> **What you have to do**
Reproduce the listing below exactly. Pictures do not belong in the copy.

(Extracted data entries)
** begin **
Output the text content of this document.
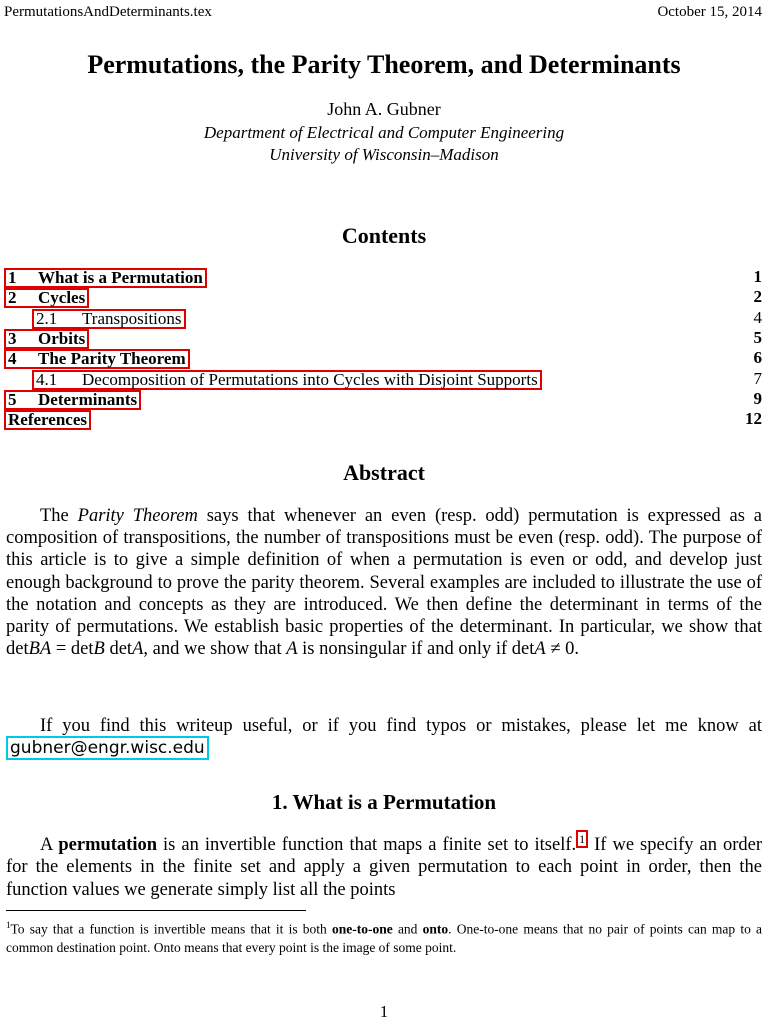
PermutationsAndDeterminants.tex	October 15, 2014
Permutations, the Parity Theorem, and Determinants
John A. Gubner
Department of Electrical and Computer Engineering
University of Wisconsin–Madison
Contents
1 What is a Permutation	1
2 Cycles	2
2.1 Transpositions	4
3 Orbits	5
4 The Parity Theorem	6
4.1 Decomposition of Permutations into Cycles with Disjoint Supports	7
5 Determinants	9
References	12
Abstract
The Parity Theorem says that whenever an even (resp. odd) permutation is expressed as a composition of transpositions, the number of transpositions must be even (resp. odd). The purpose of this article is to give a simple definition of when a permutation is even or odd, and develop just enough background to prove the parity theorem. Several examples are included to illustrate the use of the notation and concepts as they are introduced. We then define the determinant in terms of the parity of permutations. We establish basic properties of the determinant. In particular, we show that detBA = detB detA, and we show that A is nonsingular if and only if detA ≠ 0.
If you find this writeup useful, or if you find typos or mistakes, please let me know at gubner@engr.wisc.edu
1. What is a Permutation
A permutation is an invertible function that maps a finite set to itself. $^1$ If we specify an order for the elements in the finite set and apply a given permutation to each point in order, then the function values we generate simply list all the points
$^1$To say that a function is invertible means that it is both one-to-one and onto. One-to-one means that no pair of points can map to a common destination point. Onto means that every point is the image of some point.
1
** end **
> **Task answer**
Output the text content of this document.
PermutationsAndDeterminants.tex	October 15, 2014
Permutations, the Parity Theorem, and Determinants
John A. Gubner
Department of Electrical and Computer Engineering
University of Wisconsin–Madison
Contents
1 What is a Permutation	1
2 Cycles	2
2.1 Transpositions	4
3 Orbits	5
4 The Parity Theorem	6
4.1 Decomposition of Permutations into Cycles with Disjoint Supports	7
5 Determinants	9
References	12
Abstract
The Parity Theorem says that whenever an even (resp. odd) permutation is expressed as a composition of transpositions, the number of transpositions must be even (resp. odd). The purpose of this article is to give a simple definition of when a permutation is even or odd, and develop just enough background to prove the parity theorem. Several examples are included to illustrate the use of the notation and concepts as they are introduced. We then define the determinant in terms of the parity of permutations. We establish basic properties of the determinant. In particular, we show that detBA = detB detA, and we show that A is nonsingular if and only if detA ≠ 0.
If you find this writeup useful, or if you find typos or mistakes, please let me know at gubner@engr.wisc.edu
1. What is a Permutation
A permutation is an invertible function that maps a finite set to itself. $^1$ If we specify an order for the elements in the finite set and apply a given permutation to each point in order, then the function values we generate simply list all the points
$^1$To say that a function is invertible means that it is both one-to-one and onto. One-to-one means that no pair of points can map to a common destination point. Onto means that every point is the image of some point.
1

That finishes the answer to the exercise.